[Element location data]
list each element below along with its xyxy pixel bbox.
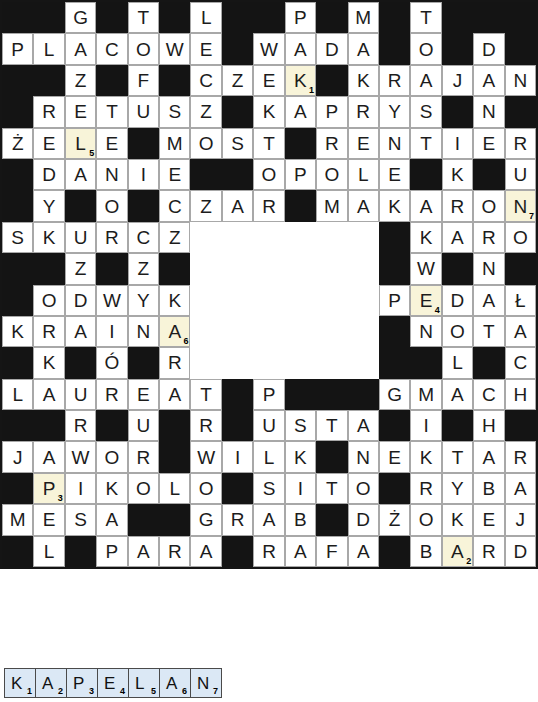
cell-letter: P bbox=[325, 102, 338, 121]
letter-cell[interactable]: U bbox=[253, 410, 284, 441]
letter-cell[interactable]: R bbox=[253, 536, 284, 567]
cell-letter: K bbox=[168, 291, 181, 310]
letter-cell[interactable]: A bbox=[33, 441, 64, 472]
letter-cell[interactable]: G bbox=[379, 379, 410, 410]
letter-cell[interactable]: A bbox=[190, 536, 221, 567]
cell-letter: A bbox=[74, 322, 87, 341]
cell-letter: I bbox=[109, 322, 114, 341]
cell-letter: N bbox=[419, 322, 433, 341]
letter-cell[interactable]: R bbox=[96, 222, 127, 253]
cell-letter: E bbox=[483, 134, 496, 153]
cell-letter: R bbox=[74, 416, 88, 435]
letter-cell[interactable]: I bbox=[285, 473, 316, 504]
letter-cell[interactable]: A bbox=[410, 65, 441, 96]
letter-cell[interactable]: L bbox=[190, 2, 221, 33]
letter-cell[interactable]: N bbox=[128, 316, 159, 347]
letter-cell[interactable]: A bbox=[473, 441, 504, 472]
black-cell bbox=[316, 379, 347, 410]
solution-letter: K bbox=[11, 675, 22, 692]
cell-letter: K bbox=[43, 228, 56, 247]
black-cell bbox=[379, 253, 410, 284]
letter-cell[interactable]: R bbox=[96, 379, 127, 410]
letter-cell[interactable]: B bbox=[473, 473, 504, 504]
letter-cell[interactable]: K bbox=[379, 190, 410, 221]
letter-cell[interactable]: R bbox=[253, 190, 284, 221]
letter-cell[interactable]: M bbox=[348, 2, 379, 33]
letter-cell[interactable]: T bbox=[128, 2, 159, 33]
letter-cell[interactable]: U bbox=[128, 96, 159, 127]
cell-letter: D bbox=[42, 165, 56, 184]
cell-letter: A bbox=[200, 542, 213, 561]
letter-cell[interactable]: E bbox=[33, 128, 64, 159]
letter-cell[interactable]: A bbox=[65, 33, 96, 64]
black-cell bbox=[316, 504, 347, 535]
letter-cell[interactable]: E bbox=[253, 65, 284, 96]
solution-cell[interactable]: A2 bbox=[35, 668, 67, 698]
letter-cell[interactable]: A bbox=[65, 159, 96, 190]
letter-cell[interactable]: A bbox=[473, 65, 504, 96]
letter-cell[interactable]: W bbox=[96, 285, 127, 316]
letter-cell[interactable]: A bbox=[442, 379, 473, 410]
black-cell bbox=[2, 473, 33, 504]
letter-cell[interactable]: C bbox=[128, 222, 159, 253]
letter-cell[interactable]: S bbox=[253, 473, 284, 504]
cell-letter: D bbox=[325, 40, 339, 59]
letter-cell[interactable]: U bbox=[65, 379, 96, 410]
letter-cell[interactable]: O bbox=[505, 222, 536, 253]
cell-letter: E bbox=[263, 71, 276, 90]
solution-number: 5 bbox=[151, 686, 156, 696]
letter-cell[interactable]: P bbox=[96, 536, 127, 567]
cell-letter: H bbox=[513, 385, 527, 404]
letter-cell[interactable]: O bbox=[190, 128, 221, 159]
letter-cell[interactable]: T bbox=[316, 410, 347, 441]
letter-cell[interactable]: M bbox=[316, 190, 347, 221]
letter-cell[interactable]: R bbox=[33, 96, 64, 127]
letter-cell[interactable]: A bbox=[348, 190, 379, 221]
letter-cell[interactable]: A bbox=[65, 316, 96, 347]
letter-cell[interactable]: A bbox=[159, 379, 190, 410]
letter-cell[interactable]: S bbox=[285, 410, 316, 441]
cell-letter: E bbox=[137, 385, 150, 404]
cell-letter: E bbox=[74, 102, 87, 121]
letter-cell[interactable]: U bbox=[505, 159, 536, 190]
letter-cell[interactable]: A bbox=[222, 190, 253, 221]
letter-cell-numbered[interactable]: A2 bbox=[442, 536, 473, 567]
solution-cell[interactable]: L5 bbox=[128, 668, 160, 698]
letter-cell[interactable]: M bbox=[2, 504, 33, 535]
hole-cell bbox=[348, 222, 379, 253]
letter-cell[interactable]: R bbox=[190, 410, 221, 441]
letter-cell[interactable]: U bbox=[65, 222, 96, 253]
letter-cell[interactable]: S bbox=[2, 222, 33, 253]
letter-cell[interactable]: Y bbox=[128, 285, 159, 316]
cell-letter: A bbox=[451, 385, 464, 404]
letter-cell[interactable]: K bbox=[2, 316, 33, 347]
letter-cell[interactable]: P bbox=[285, 2, 316, 33]
cell-letter: J bbox=[516, 510, 526, 529]
black-cell bbox=[505, 33, 536, 64]
black-cell bbox=[128, 190, 159, 221]
letter-cell[interactable]: I bbox=[442, 128, 473, 159]
cell-letter: P bbox=[294, 165, 307, 184]
cell-letter: B bbox=[420, 542, 433, 561]
letter-cell[interactable]: Z bbox=[222, 65, 253, 96]
letter-cell[interactable]: A bbox=[473, 285, 504, 316]
black-cell bbox=[159, 441, 190, 472]
letter-cell[interactable]: O bbox=[33, 285, 64, 316]
letter-cell[interactable]: T bbox=[442, 441, 473, 472]
cell-letter: G bbox=[73, 8, 88, 27]
cell-letter: R bbox=[105, 385, 119, 404]
letter-cell[interactable]: B bbox=[285, 504, 316, 535]
black-cell bbox=[222, 96, 253, 127]
letter-cell[interactable]: Z bbox=[190, 190, 221, 221]
cell-letter: A bbox=[483, 291, 496, 310]
letter-cell[interactable]: N bbox=[348, 441, 379, 472]
letter-cell[interactable]: A bbox=[442, 222, 473, 253]
letter-cell[interactable]: J bbox=[2, 441, 33, 472]
letter-cell[interactable]: E bbox=[348, 128, 379, 159]
black-cell bbox=[96, 2, 127, 33]
cell-letter: E bbox=[483, 510, 496, 529]
letter-cell[interactable]: N bbox=[96, 159, 127, 190]
cell-letter: E bbox=[388, 448, 401, 467]
letter-cell[interactable]: P bbox=[379, 285, 410, 316]
letter-cell[interactable]: N bbox=[505, 65, 536, 96]
letter-cell[interactable]: C bbox=[190, 65, 221, 96]
cell-letter: P bbox=[11, 40, 24, 59]
cell-letter: A bbox=[357, 416, 370, 435]
cell-letter: K bbox=[420, 228, 433, 247]
black-cell bbox=[285, 379, 316, 410]
letter-cell[interactable]: O bbox=[96, 441, 127, 472]
letter-cell[interactable]: A bbox=[505, 316, 536, 347]
solution-cell[interactable]: A6 bbox=[159, 668, 191, 698]
letter-cell[interactable]: K bbox=[442, 504, 473, 535]
letter-cell[interactable]: N bbox=[410, 316, 441, 347]
letter-cell[interactable]: L bbox=[253, 441, 284, 472]
letter-cell-numbered[interactable]: A6 bbox=[159, 316, 190, 347]
letter-cell[interactable]: A bbox=[505, 473, 536, 504]
black-cell bbox=[379, 536, 410, 567]
letter-cell[interactable]: R bbox=[222, 504, 253, 535]
letter-cell[interactable]: C bbox=[473, 379, 504, 410]
letter-cell[interactable]: I bbox=[65, 473, 96, 504]
letter-cell[interactable]: T bbox=[410, 2, 441, 33]
letter-cell[interactable]: S bbox=[222, 128, 253, 159]
letter-cell[interactable]: E bbox=[159, 159, 190, 190]
letter-cell[interactable]: W bbox=[190, 441, 221, 472]
letter-cell[interactable]: P bbox=[253, 379, 284, 410]
letter-cell[interactable]: D bbox=[442, 285, 473, 316]
cell-letter: O bbox=[199, 479, 214, 498]
black-cell bbox=[505, 410, 536, 441]
letter-cell[interactable]: Ż bbox=[379, 504, 410, 535]
letter-cell[interactable]: R bbox=[159, 536, 190, 567]
letter-cell[interactable]: Ó bbox=[96, 347, 127, 378]
letter-cell[interactable]: K bbox=[33, 222, 64, 253]
letter-cell[interactable]: R bbox=[348, 96, 379, 127]
solution-cell[interactable]: K1 bbox=[4, 668, 36, 698]
letter-cell[interactable]: W bbox=[253, 33, 284, 64]
letter-cell[interactable]: R bbox=[379, 65, 410, 96]
letter-cell[interactable]: A bbox=[348, 536, 379, 567]
cell-letter: T bbox=[326, 416, 338, 435]
hole-cell bbox=[316, 222, 347, 253]
black-cell bbox=[128, 128, 159, 159]
letter-cell[interactable]: I bbox=[128, 159, 159, 190]
letter-cell[interactable]: L bbox=[348, 159, 379, 190]
letter-cell[interactable]: T bbox=[473, 316, 504, 347]
letter-cell[interactable]: O bbox=[316, 159, 347, 190]
letter-cell[interactable]: P bbox=[2, 33, 33, 64]
solution-letter: P bbox=[73, 675, 84, 692]
letter-cell[interactable]: N bbox=[473, 253, 504, 284]
hole-cell bbox=[190, 316, 221, 347]
cell-letter: R bbox=[42, 102, 56, 121]
letter-cell[interactable]: R bbox=[410, 473, 441, 504]
black-cell bbox=[505, 253, 536, 284]
letter-cell[interactable]: C bbox=[96, 33, 127, 64]
letter-cell[interactable]: A bbox=[285, 96, 316, 127]
letter-cell[interactable]: D bbox=[348, 504, 379, 535]
letter-cell[interactable]: I bbox=[96, 316, 127, 347]
cell-letter: A bbox=[420, 71, 433, 90]
hole-cell bbox=[316, 347, 347, 378]
letter-cell[interactable]: L bbox=[33, 536, 64, 567]
letter-cell-numbered[interactable]: L5 bbox=[65, 128, 96, 159]
letter-cell[interactable]: E bbox=[473, 504, 504, 535]
letter-cell[interactable]: K bbox=[253, 96, 284, 127]
letter-cell[interactable]: O bbox=[128, 33, 159, 64]
cell-letter: Z bbox=[75, 71, 87, 90]
black-cell bbox=[2, 536, 33, 567]
letter-cell[interactable]: A bbox=[128, 536, 159, 567]
cell-letter: L bbox=[75, 134, 86, 153]
cell-letter: S bbox=[294, 416, 307, 435]
letter-cell[interactable]: C bbox=[505, 347, 536, 378]
letter-cell[interactable]: I bbox=[222, 441, 253, 472]
letter-cell[interactable]: A bbox=[253, 504, 284, 535]
hole-cell bbox=[222, 347, 253, 378]
letter-cell[interactable]: H bbox=[473, 410, 504, 441]
letter-cell[interactable]: T bbox=[410, 128, 441, 159]
letter-cell[interactable]: Y bbox=[379, 96, 410, 127]
letter-cell[interactable]: O bbox=[442, 316, 473, 347]
solution-cell[interactable]: P3 bbox=[66, 668, 98, 698]
black-cell bbox=[379, 2, 410, 33]
hole-cell bbox=[190, 347, 221, 378]
hole-cell bbox=[316, 253, 347, 284]
cell-letter: S bbox=[74, 510, 87, 529]
letter-cell[interactable]: M bbox=[159, 128, 190, 159]
letter-cell[interactable]: A bbox=[348, 410, 379, 441]
letter-cell[interactable]: Z bbox=[190, 96, 221, 127]
letter-cell[interactable]: B bbox=[410, 536, 441, 567]
letter-cell[interactable]: T bbox=[96, 96, 127, 127]
letter-cell[interactable]: O bbox=[128, 473, 159, 504]
letter-cell[interactable]: E bbox=[96, 128, 127, 159]
letter-cell[interactable]: Z bbox=[65, 65, 96, 96]
hidden-word-number: 6 bbox=[183, 336, 188, 346]
letter-cell[interactable]: O bbox=[96, 190, 127, 221]
letter-cell[interactable]: L bbox=[159, 473, 190, 504]
letter-cell[interactable]: N bbox=[379, 128, 410, 159]
letter-cell[interactable]: H bbox=[505, 379, 536, 410]
solution-cell[interactable]: N7 bbox=[190, 668, 222, 698]
letter-cell[interactable]: Z bbox=[128, 253, 159, 284]
letter-cell[interactable]: N bbox=[473, 96, 504, 127]
cell-letter: W bbox=[260, 40, 278, 59]
letter-cell[interactable]: R bbox=[473, 222, 504, 253]
letter-cell[interactable]: C bbox=[159, 190, 190, 221]
letter-cell-numbered[interactable]: K1 bbox=[285, 65, 316, 96]
hole-cell bbox=[190, 285, 221, 316]
letter-cell[interactable]: Ł bbox=[505, 285, 536, 316]
letter-cell[interactable]: T bbox=[190, 379, 221, 410]
black-cell bbox=[316, 441, 347, 472]
cell-letter: Z bbox=[75, 259, 87, 278]
letter-cell[interactable]: K bbox=[96, 473, 127, 504]
letter-cell[interactable]: Z bbox=[159, 222, 190, 253]
letter-cell[interactable]: E bbox=[379, 441, 410, 472]
letter-cell[interactable]: S bbox=[159, 96, 190, 127]
black-cell bbox=[379, 410, 410, 441]
letter-cell[interactable]: O bbox=[410, 33, 441, 64]
letter-cell[interactable]: A bbox=[96, 504, 127, 535]
cell-letter: M bbox=[10, 510, 26, 529]
cell-letter: E bbox=[43, 134, 56, 153]
letter-cell[interactable]: K bbox=[33, 347, 64, 378]
cell-letter: L bbox=[44, 542, 55, 561]
letter-cell-numbered[interactable]: P3 bbox=[33, 473, 64, 504]
letter-cell[interactable]: J bbox=[442, 65, 473, 96]
hole-cell bbox=[253, 316, 284, 347]
letter-cell[interactable]: Ż bbox=[2, 128, 33, 159]
letter-cell[interactable]: E bbox=[190, 33, 221, 64]
letter-cell[interactable]: R bbox=[473, 536, 504, 567]
letter-cell[interactable]: O bbox=[410, 504, 441, 535]
cell-letter: K bbox=[263, 102, 276, 121]
letter-cell[interactable]: Y bbox=[442, 473, 473, 504]
letter-cell[interactable]: D bbox=[316, 33, 347, 64]
letter-cell[interactable]: E bbox=[65, 96, 96, 127]
letter-cell[interactable]: D bbox=[33, 159, 64, 190]
cell-letter: O bbox=[356, 479, 371, 498]
cell-letter: T bbox=[106, 102, 118, 121]
letter-cell[interactable]: P bbox=[316, 96, 347, 127]
hole-cell bbox=[285, 253, 316, 284]
letter-cell-numbered[interactable]: E4 bbox=[410, 285, 441, 316]
letter-cell[interactable]: K bbox=[410, 441, 441, 472]
cell-letter: L bbox=[169, 479, 180, 498]
letter-cell[interactable]: E bbox=[128, 379, 159, 410]
letter-cell[interactable]: T bbox=[316, 473, 347, 504]
letter-cell[interactable]: R bbox=[316, 128, 347, 159]
cell-letter: I bbox=[423, 416, 428, 435]
letter-cell-numbered[interactable]: N7 bbox=[505, 190, 536, 221]
letter-cell[interactable]: L bbox=[2, 379, 33, 410]
letter-cell[interactable]: F bbox=[316, 536, 347, 567]
letter-cell[interactable]: K bbox=[159, 285, 190, 316]
letter-cell[interactable]: P bbox=[285, 159, 316, 190]
letter-cell[interactable]: R bbox=[128, 441, 159, 472]
letter-cell[interactable]: A bbox=[410, 190, 441, 221]
letter-cell[interactable]: K bbox=[410, 222, 441, 253]
letter-cell[interactable]: U bbox=[128, 410, 159, 441]
hole-cell bbox=[348, 253, 379, 284]
letter-cell[interactable]: R bbox=[65, 410, 96, 441]
letter-cell[interactable]: D bbox=[65, 285, 96, 316]
letter-cell[interactable]: W bbox=[159, 33, 190, 64]
letter-cell[interactable]: Y bbox=[33, 190, 64, 221]
letter-cell[interactable]: E bbox=[379, 159, 410, 190]
letter-cell[interactable]: R bbox=[442, 190, 473, 221]
letter-cell[interactable]: D bbox=[505, 536, 536, 567]
letter-cell[interactable]: I bbox=[410, 410, 441, 441]
cell-letter: M bbox=[324, 197, 340, 216]
letter-cell[interactable]: J bbox=[505, 504, 536, 535]
cell-letter: S bbox=[168, 102, 181, 121]
letter-cell[interactable]: M bbox=[410, 379, 441, 410]
letter-cell[interactable]: A bbox=[285, 536, 316, 567]
cell-letter: T bbox=[420, 8, 432, 27]
letter-cell[interactable]: R bbox=[505, 441, 536, 472]
letter-cell[interactable]: A bbox=[348, 33, 379, 64]
cell-letter: Y bbox=[43, 197, 56, 216]
letter-cell[interactable]: T bbox=[253, 128, 284, 159]
letter-cell[interactable]: S bbox=[410, 96, 441, 127]
letter-cell[interactable]: F bbox=[128, 65, 159, 96]
letter-cell[interactable]: W bbox=[65, 441, 96, 472]
letter-cell[interactable]: O bbox=[190, 473, 221, 504]
letter-cell[interactable]: O bbox=[473, 190, 504, 221]
letter-cell[interactable]: Z bbox=[65, 253, 96, 284]
letter-cell[interactable]: R bbox=[159, 347, 190, 378]
letter-cell[interactable]: O bbox=[253, 159, 284, 190]
black-cell bbox=[473, 159, 504, 190]
letter-cell[interactable]: R bbox=[33, 316, 64, 347]
letter-cell[interactable]: K bbox=[442, 159, 473, 190]
cell-letter: E bbox=[357, 134, 370, 153]
letter-cell[interactable]: W bbox=[410, 253, 441, 284]
letter-cell[interactable]: E bbox=[473, 128, 504, 159]
letter-cell[interactable]: G bbox=[190, 504, 221, 535]
letter-cell[interactable]: A bbox=[33, 379, 64, 410]
cell-letter: J bbox=[13, 448, 23, 467]
hole-cell bbox=[316, 316, 347, 347]
letter-cell[interactable]: L bbox=[442, 347, 473, 378]
cell-letter: S bbox=[11, 228, 24, 247]
letter-cell[interactable]: S bbox=[65, 504, 96, 535]
letter-cell[interactable]: O bbox=[348, 473, 379, 504]
letter-cell[interactable]: R bbox=[505, 128, 536, 159]
solution-cell[interactable]: E4 bbox=[97, 668, 129, 698]
solution-number: 1 bbox=[27, 686, 32, 696]
letter-cell[interactable]: K bbox=[348, 65, 379, 96]
letter-cell[interactable]: L bbox=[33, 33, 64, 64]
cell-letter: R bbox=[513, 134, 527, 153]
letter-cell[interactable]: A bbox=[285, 33, 316, 64]
letter-cell[interactable]: D bbox=[473, 33, 504, 64]
cell-letter: L bbox=[201, 8, 212, 27]
letter-cell[interactable]: K bbox=[285, 441, 316, 472]
cell-letter: I bbox=[78, 479, 83, 498]
cell-letter: R bbox=[356, 102, 370, 121]
letter-cell[interactable]: E bbox=[33, 504, 64, 535]
letter-cell[interactable]: G bbox=[65, 2, 96, 33]
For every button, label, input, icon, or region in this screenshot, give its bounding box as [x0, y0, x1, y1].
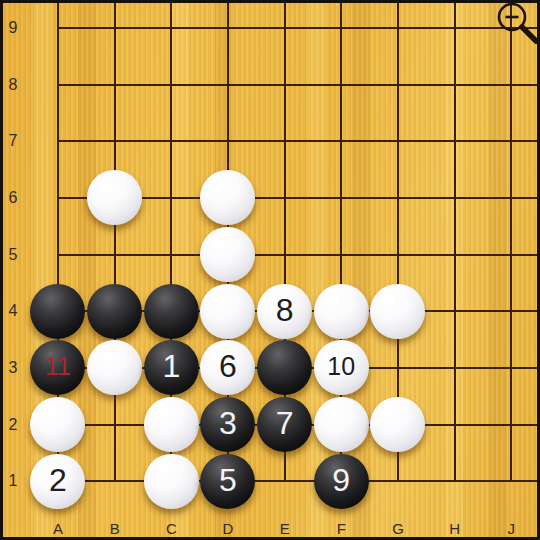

YOUR OBJECTIVE: Copy out the rows word for word, starting at the line that contains "cell-letter: P bbox=[325, 102, 338, 121]" and ending with the line that contains "letter-cell[interactable]: A bbox=[410, 65, 441, 96]".

FINISHED ANSWER:
cell-letter: P bbox=[325, 102, 338, 121]
letter-cell[interactable]: U bbox=[253, 410, 284, 441]
letter-cell[interactable]: R bbox=[253, 536, 284, 567]
cell-letter: K bbox=[168, 291, 181, 310]
letter-cell[interactable]: A bbox=[33, 441, 64, 472]
letter-cell[interactable]: G bbox=[379, 379, 410, 410]
letter-cell[interactable]: A bbox=[190, 536, 221, 567]
cell-letter: A bbox=[74, 322, 87, 341]
cell-letter: I bbox=[109, 322, 114, 341]
cell-letter: N bbox=[419, 322, 433, 341]
letter-cell[interactable]: R bbox=[96, 222, 127, 253]
cell-letter: E bbox=[483, 134, 496, 153]
cell-letter: R bbox=[74, 416, 88, 435]
letter-cell[interactable]: I bbox=[285, 473, 316, 504]
letter-cell[interactable]: A bbox=[410, 65, 441, 96]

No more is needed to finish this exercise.